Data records
** begin **
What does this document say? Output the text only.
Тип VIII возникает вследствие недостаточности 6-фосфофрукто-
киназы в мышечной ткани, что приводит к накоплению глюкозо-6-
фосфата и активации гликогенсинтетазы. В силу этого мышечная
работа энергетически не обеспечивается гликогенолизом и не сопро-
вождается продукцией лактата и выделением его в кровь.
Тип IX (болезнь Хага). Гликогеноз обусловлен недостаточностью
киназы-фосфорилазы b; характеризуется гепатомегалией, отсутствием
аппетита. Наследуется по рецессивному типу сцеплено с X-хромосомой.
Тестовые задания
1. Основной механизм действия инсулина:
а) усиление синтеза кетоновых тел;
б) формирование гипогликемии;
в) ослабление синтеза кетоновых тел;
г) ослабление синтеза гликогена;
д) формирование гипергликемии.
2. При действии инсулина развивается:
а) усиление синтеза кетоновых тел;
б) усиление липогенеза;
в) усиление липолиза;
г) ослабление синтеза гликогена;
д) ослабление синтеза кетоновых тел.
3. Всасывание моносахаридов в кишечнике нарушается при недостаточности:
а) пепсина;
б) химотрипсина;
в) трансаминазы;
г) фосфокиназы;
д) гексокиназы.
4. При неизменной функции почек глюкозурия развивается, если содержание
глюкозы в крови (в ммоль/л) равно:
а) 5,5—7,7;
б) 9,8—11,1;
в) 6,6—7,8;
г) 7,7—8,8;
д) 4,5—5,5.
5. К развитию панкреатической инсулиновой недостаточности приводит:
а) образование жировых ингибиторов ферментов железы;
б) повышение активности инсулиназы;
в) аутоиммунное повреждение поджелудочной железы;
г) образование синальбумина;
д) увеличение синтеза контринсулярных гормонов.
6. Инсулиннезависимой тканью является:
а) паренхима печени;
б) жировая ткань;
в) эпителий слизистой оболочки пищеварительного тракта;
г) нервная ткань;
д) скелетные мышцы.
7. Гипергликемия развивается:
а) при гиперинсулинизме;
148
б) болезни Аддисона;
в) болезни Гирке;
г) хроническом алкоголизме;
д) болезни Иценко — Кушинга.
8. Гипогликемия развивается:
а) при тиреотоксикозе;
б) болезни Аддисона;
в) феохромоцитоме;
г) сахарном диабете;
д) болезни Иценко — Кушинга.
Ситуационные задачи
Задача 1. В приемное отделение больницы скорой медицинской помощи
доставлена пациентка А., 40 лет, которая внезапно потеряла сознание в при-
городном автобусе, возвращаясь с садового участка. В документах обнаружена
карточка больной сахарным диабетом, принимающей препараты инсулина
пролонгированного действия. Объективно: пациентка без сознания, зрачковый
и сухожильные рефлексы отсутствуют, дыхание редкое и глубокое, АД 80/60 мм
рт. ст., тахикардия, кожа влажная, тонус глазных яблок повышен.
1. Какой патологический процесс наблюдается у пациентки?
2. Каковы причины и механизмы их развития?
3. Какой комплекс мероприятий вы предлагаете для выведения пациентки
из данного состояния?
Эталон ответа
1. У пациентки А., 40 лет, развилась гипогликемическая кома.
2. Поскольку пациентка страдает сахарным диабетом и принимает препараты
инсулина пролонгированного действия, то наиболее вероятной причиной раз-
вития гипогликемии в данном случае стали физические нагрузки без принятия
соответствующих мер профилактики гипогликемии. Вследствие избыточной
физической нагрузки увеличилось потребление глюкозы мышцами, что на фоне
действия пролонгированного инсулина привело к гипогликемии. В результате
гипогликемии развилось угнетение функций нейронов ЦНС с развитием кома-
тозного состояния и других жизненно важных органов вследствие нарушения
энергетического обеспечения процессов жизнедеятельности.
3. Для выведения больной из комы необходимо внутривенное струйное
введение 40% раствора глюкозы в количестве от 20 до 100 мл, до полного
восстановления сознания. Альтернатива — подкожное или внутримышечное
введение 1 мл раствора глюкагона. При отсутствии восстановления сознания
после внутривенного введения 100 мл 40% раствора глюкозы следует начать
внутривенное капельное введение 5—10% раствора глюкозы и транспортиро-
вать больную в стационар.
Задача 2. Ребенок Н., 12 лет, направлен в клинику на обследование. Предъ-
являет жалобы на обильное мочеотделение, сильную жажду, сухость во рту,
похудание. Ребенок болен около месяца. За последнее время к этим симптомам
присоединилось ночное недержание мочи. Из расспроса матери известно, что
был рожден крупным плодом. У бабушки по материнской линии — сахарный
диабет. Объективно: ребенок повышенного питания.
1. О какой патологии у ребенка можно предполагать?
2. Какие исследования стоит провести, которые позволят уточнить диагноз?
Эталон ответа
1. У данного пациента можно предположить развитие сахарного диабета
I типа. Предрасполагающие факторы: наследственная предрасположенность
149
** end **
**Direction**
Extract all of the material exactly as it is written.

**Answer to this exercise**
What does this document say? Output the text only.
Тип VIII возникает вследствие недостаточности 6-фосфофрукто-
киназы в мышечной ткани, что приводит к накоплению глюкозо-6-
фосфата и активации гликогенсинтетазы. В силу этого мышечная
работа энергетически не обеспечивается гликогенолизом и не сопро-
вождается продукцией лактата и выделением его в кровь.
Тип IX (болезнь Хага). Гликогеноз обусловлен недостаточностью
киназы-фосфорилазы b; характеризуется гепатомегалией, отсутствием
аппетита. Наследуется по рецессивному типу сцеплено с X-хромосомой.
Тестовые задания
1. Основной механизм действия инсулина:
а) усиление синтеза кетоновых тел;
б) формирование гипогликемии;
в) ослабление синтеза кетоновых тел;
г) ослабление синтеза гликогена;
д) формирование гипергликемии.
2. При действии инсулина развивается:
а) усиление синтеза кетоновых тел;
б) усиление липогенеза;
в) усиление липолиза;
г) ослабление синтеза гликогена;
д) ослабление синтеза кетоновых тел.
3. Всасывание моносахаридов в кишечнике нарушается при недостаточности:
а) пепсина;
б) химотрипсина;
в) трансаминазы;
г) фосфокиназы;
д) гексокиназы.
4. При неизменной функции почек глюкозурия развивается, если содержание
глюкозы в крови (в ммоль/л) равно:
а) 5,5—7,7;
б) 9,8—11,1;
в) 6,6—7,8;
г) 7,7—8,8;
д) 4,5—5,5.
5. К развитию панкреатической инсулиновой недостаточности приводит:
а) образование жировых ингибиторов ферментов железы;
б) повышение активности инсулиназы;
в) аутоиммунное повреждение поджелудочной железы;
г) образование синальбумина;
д) увеличение синтеза контринсулярных гормонов.
6. Инсулиннезависимой тканью является:
а) паренхима печени;
б) жировая ткань;
в) эпителий слизистой оболочки пищеварительного тракта;
г) нервная ткань;
д) скелетные мышцы.
7. Гипергликемия развивается:
а) при гиперинсулинизме;
148
б) болезни Аддисона;
в) болезни Гирке;
г) хроническом алкоголизме;
д) болезни Иценко — Кушинга.
8. Гипогликемия развивается:
а) при тиреотоксикозе;
б) болезни Аддисона;
в) феохромоцитоме;
г) сахарном диабете;
д) болезни Иценко — Кушинга.
Ситуационные задачи
Задача 1. В приемное отделение больницы скорой медицинской помощи
доставлена пациентка А., 40 лет, которая внезапно потеряла сознание в при-
городном автобусе, возвращаясь с садового участка. В документах обнаружена
карточка больной сахарным диабетом, принимающей препараты инсулина
пролонгированного действия. Объективно: пациентка без сознания, зрачковый
и сухожильные рефлексы отсутствуют, дыхание редкое и глубокое, АД 80/60 мм
рт. ст., тахикардия, кожа влажная, тонус глазных яблок повышен.
1. Какой патологический процесс наблюдается у пациентки?
2. Каковы причины и механизмы их развития?
3. Какой комплекс мероприятий вы предлагаете для выведения пациентки
из данного состояния?
Эталон ответа
1. У пациентки А., 40 лет, развилась гипогликемическая кома.
2. Поскольку пациентка страдает сахарным диабетом и принимает препараты
инсулина пролонгированного действия, то наиболее вероятной причиной раз-
вития гипогликемии в данном случае стали физические нагрузки без принятия
соответствующих мер профилактики гипогликемии. Вследствие избыточной
физической нагрузки увеличилось потребление глюкозы мышцами, что на фоне
действия пролонгированного инсулина привело к гипогликемии. В результате
гипогликемии развилось угнетение функций нейронов ЦНС с развитием кома-
тозного состояния и других жизненно важных органов вследствие нарушения
энергетического обеспечения процессов жизнедеятельности.
3. Для выведения больной из комы необходимо внутривенное струйное
введение 40% раствора глюкозы в количестве от 20 до 100 мл, до полного
восстановления сознания. Альтернатива — подкожное или внутримышечное
введение 1 мл раствора глюкагона. При отсутствии восстановления сознания
после внутривенного введения 100 мл 40% раствора глюкозы следует начать
внутривенное капельное введение 5—10% раствора глюкозы и транспортиро-
вать больную в стационар.
Задача 2. Ребенок Н., 12 лет, направлен в клинику на обследование. Предъ-
являет жалобы на обильное мочеотделение, сильную жажду, сухость во рту,
похудание. Ребенок болен около месяца. За последнее время к этим симптомам
присоединилось ночное недержание мочи. Из расспроса матери известно, что
был рожден крупным плодом. У бабушки по материнской линии — сахарный
диабет. Объективно: ребенок повышенного питания.
1. О какой патологии у ребенка можно предполагать?
2. Какие исследования стоит провести, которые позволят уточнить диагноз?
Эталон ответа
1. У данного пациента можно предположить развитие сахарного диабета
I типа. Предрасполагающие факторы: наследственная предрасположенность
149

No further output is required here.